──────── DATA PROVIDED ────────
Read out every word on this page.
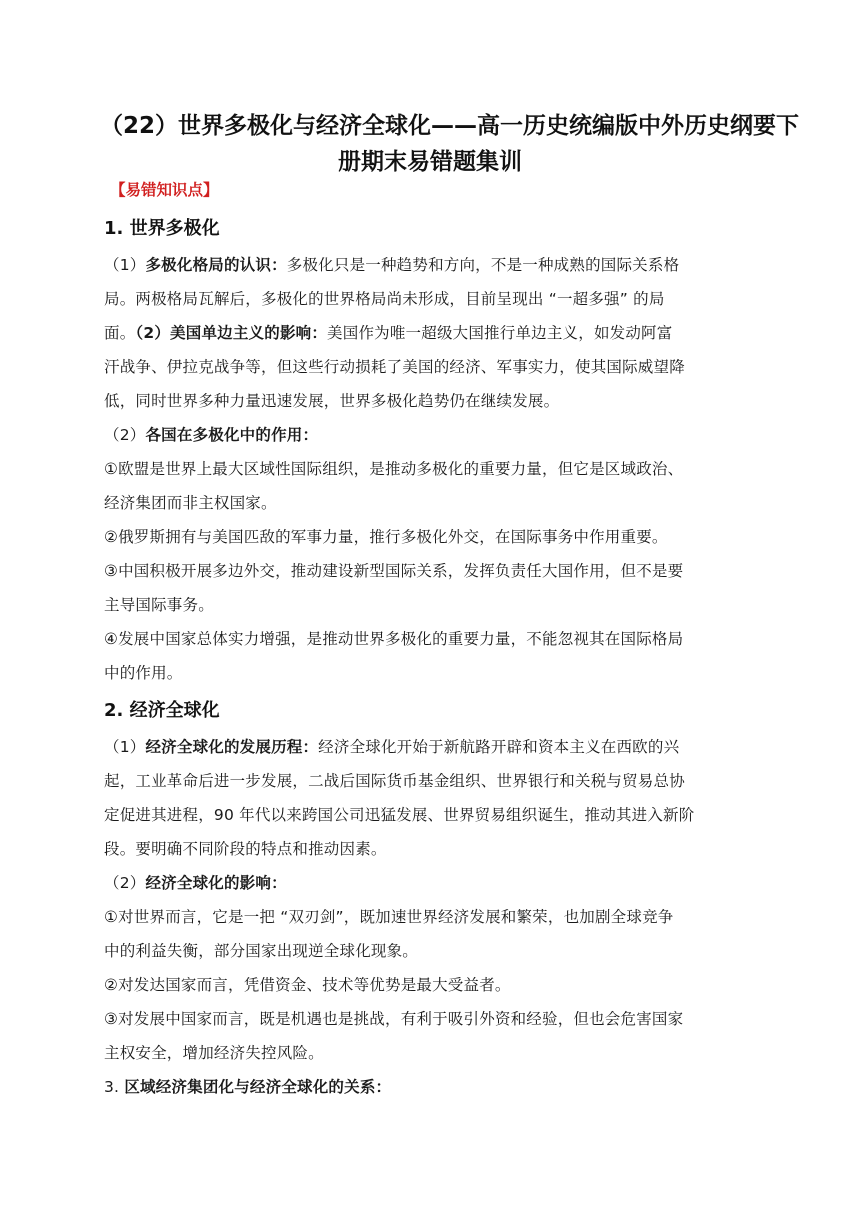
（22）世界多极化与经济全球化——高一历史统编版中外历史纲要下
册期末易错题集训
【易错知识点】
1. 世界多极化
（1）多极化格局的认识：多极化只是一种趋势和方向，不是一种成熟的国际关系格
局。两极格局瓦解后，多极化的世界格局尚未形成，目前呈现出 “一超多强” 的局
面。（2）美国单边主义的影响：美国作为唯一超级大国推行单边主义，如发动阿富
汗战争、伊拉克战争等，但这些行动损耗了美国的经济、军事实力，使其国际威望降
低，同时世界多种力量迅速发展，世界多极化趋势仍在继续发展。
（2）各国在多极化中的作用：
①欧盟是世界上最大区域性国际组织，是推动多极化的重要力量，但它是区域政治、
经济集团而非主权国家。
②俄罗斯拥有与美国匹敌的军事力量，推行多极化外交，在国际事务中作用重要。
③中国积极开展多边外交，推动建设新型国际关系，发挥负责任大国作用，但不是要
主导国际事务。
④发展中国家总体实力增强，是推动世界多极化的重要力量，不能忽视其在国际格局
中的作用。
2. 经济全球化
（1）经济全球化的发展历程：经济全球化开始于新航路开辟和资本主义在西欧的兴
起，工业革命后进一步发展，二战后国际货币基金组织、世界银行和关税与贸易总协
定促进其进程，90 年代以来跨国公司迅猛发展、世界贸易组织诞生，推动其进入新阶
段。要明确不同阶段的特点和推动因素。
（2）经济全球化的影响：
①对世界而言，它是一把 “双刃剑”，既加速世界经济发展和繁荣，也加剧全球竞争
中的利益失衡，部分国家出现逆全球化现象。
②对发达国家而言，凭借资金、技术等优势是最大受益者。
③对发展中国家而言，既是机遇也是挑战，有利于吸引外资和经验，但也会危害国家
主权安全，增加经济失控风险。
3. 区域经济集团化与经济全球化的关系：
────────
──────── DATA PROVIDED ────────
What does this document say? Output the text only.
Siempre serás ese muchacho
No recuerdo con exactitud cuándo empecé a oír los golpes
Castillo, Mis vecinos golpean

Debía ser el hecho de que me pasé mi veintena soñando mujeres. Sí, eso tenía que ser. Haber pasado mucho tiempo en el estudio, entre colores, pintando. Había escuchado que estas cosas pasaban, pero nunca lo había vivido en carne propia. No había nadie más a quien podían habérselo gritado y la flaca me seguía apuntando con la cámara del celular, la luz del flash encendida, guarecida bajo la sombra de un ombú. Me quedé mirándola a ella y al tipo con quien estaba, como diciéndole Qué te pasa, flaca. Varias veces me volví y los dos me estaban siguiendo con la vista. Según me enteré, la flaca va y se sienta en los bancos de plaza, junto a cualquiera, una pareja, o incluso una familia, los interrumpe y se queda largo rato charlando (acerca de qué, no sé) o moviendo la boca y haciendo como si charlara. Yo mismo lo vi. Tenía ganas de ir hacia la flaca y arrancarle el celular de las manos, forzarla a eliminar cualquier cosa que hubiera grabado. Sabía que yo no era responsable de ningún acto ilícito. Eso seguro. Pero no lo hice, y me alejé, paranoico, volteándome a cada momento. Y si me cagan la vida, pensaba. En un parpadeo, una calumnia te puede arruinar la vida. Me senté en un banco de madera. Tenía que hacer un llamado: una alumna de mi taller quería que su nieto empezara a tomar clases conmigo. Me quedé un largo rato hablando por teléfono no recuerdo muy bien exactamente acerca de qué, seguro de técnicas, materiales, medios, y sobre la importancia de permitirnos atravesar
────────
- YOUR INSTRUCTIONS -
Using the listing above, return all lines where the word "this" occurs.

- OUTPUT -
Read out every word on this page.
What does this document say? Output the text only.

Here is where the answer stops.